### Selection
E: subscribe squid-dev interest.

From: l. walsh <squidee@dont-contact.us>
Date: Wed, 20 Nov 2002 09:10:49 -0800

> This would be very cool. Some aspects of this already exist,
> but a clear
> cachemgr page would be most excellent. I presume you are thinking of
> something like:
>
> Mean elapsed time to:
> permit or deny request: 0.02 ms
> redirect request : 0.1 ms
> establish a connection to a server: 45.03 ms

---
	Something like that.  One of the things I'm focusing on lately
(for 
better or worse) is getting to know WinXP.  I stayed with Win98 through
most of my time working in IRIX and Linux the past several years and
used
Vmware starting, maybe, 3 years ago to run the Office apps I needed so I
didn't have to exit Linux.  
	Needing voice recogn. and a friendlier UI for my RSI I had to go
to
Win as main OS.  Linux is nice, but definitely not as much point and
click.
But studying Win tech as much as possible while I'm at it.  It's been
real
frustrating dealing with trying to find information with a closed source
--
not like...say a few months ago, I was playing around with some SCSI
disks
and noticed I could get maybe a Gig or more extra space if I formatted
an 18G
drive with a 4k block size vs. 512bytes.  Unfortunately, I'm living on
the
edge with XFS and XFS croaked on the 4k block size.  It was easy to
verify --
yep...there it was, hard coded values for 512byte sectors....You-gly
(ugly).
At least I knew where not to beat my head against the wall.  With Win,
you can
search for stuff for days and come up with nothin'.  The folks at MS
often
don't know the answer either.  It's more like pathfinding in an unmapped
jungle -- and in come cases, the information just isn't there.
	One of the things NT has besides CAPP/C2-compliant auditing and
a great
ability to 'backstep' when you mess things up, is its performance
subsystem.
Builtin to many subsystems are tons of performance counters.  Something
like
2500 of them for various parts of the OS.  I can think of many things
they
don't provide, but another feature provided is the ability for users to
supply their own counters -- which can then be displayed with the system
tools, 
and also -- a programmatic way for users to use their own tools to pull
information out of the counters to play with as they wish.  You don't
like
the level of job (process + its descendents) accounting detail?  You can
write
a program in user space that can collect the info.
	Internally, parts of the OS use the counters to determine what
order
blocks load in from a program allowing a couple of things: 1) developers
can
use the info and feed it into the linker to order the way their routines
are
laid out in memory to optimize application responsiveness and read-in
time.

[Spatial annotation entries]
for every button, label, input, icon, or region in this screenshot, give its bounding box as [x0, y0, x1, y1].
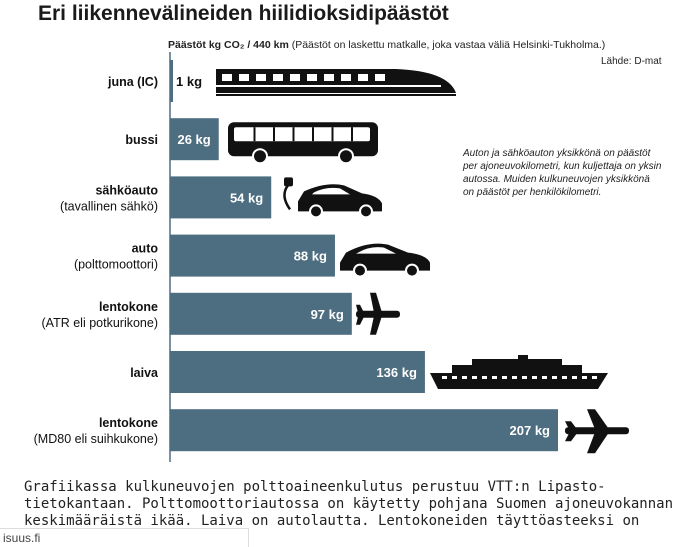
bars-group: 1 kg juna (IC) 26 kg bussi 54 kg sähköauto (ta…: [34, 52, 558, 462]
category-label-1: bussi: [125, 133, 158, 147]
site-footer: isuus.fi: [0, 528, 249, 547]
bar-6: [170, 409, 558, 452]
value-label-1: 26 kg: [177, 132, 210, 147]
category-label-2: sähköauto: [95, 183, 158, 197]
bar-4: [170, 292, 352, 335]
category-sublabel-6: (MD80 eli suihkukone): [34, 432, 158, 446]
category-label-4: lentokone: [99, 300, 158, 314]
bar-3: [170, 234, 335, 277]
value-label-3: 88 kg: [294, 249, 327, 264]
chart-subtitle: Päästöt kg CO₂ / 440 km (Päästöt on lask…: [168, 39, 605, 51]
value-label-5: 136 kg: [376, 365, 417, 380]
category-label-3: auto: [132, 242, 159, 256]
bar-5: [170, 351, 425, 393]
subtitle-unit: Päästöt kg CO₂ / 440 km: [168, 39, 289, 51]
site-domain: isuus.fi: [3, 531, 41, 545]
chart-title: Eri liikennevälineiden hiilidioksidipääs…: [38, 2, 449, 25]
bar-0: [170, 60, 173, 102]
value-label-0: 1 kg: [176, 74, 202, 89]
category-label-0: juna (IC): [107, 75, 158, 89]
train-icon: [216, 69, 456, 96]
category-sublabel-4: (ATR eli potkurikone): [42, 316, 158, 330]
chart-note: Auton ja sähköauton yksikkönä on päästöt…: [463, 148, 662, 198]
jet-plane-icon: [565, 409, 629, 454]
category-label-5: laiva: [130, 366, 159, 380]
ship-icon: [430, 355, 608, 389]
category-label-6: lentokone: [99, 416, 158, 430]
bus-icon: [228, 122, 378, 165]
value-label-4: 97 kg: [311, 307, 344, 322]
propeller-plane-icon: [356, 292, 400, 335]
icons-group: [216, 69, 629, 454]
chart-source: Lähde: D-mat: [601, 56, 662, 67]
category-sublabel-3: (polttomoottori): [74, 258, 158, 272]
value-label-6: 207 kg: [510, 423, 551, 438]
category-sublabel-2: (tavallinen sähkö): [60, 199, 158, 213]
bar-1: [170, 118, 219, 161]
car-icon: [340, 243, 430, 278]
caption-text: Grafiikassa kulkuneuvojen polttoaineenku…: [24, 479, 674, 531]
electric-car-icon: [283, 177, 382, 219]
bar-2: [170, 176, 272, 219]
value-label-2: 54 kg: [230, 190, 263, 205]
subtitle-note: (Päästöt on laskettu matkalle, joka vast…: [288, 39, 606, 51]
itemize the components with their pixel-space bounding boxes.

### Required tasks
1/ According to the mailing list post, roughly how many performance counters are built into the OS's subsystems?
2/ Rewrite the stretch of the mailing list post from "Builtin to many" through "collect the info.", putting "metrics" in place of "counters".

### Answers
1/ Something like 2500.

2/
Builtin to many subsystems are tons of performance metrics.  Something
like
2500 of them for various parts of the OS.  I can think of many things
they
don't provide, but another feature provided is the ability for users to
supply their own metrics -- which can then be displayed with the system
tools, 
and also -- a programmatic way for users to use their own tools to pull
information out of the metrics to play with as they wish.  You don't
like
the level of job (process + its descendents) accounting detail?  You can
write
a program in user space that can collect the info.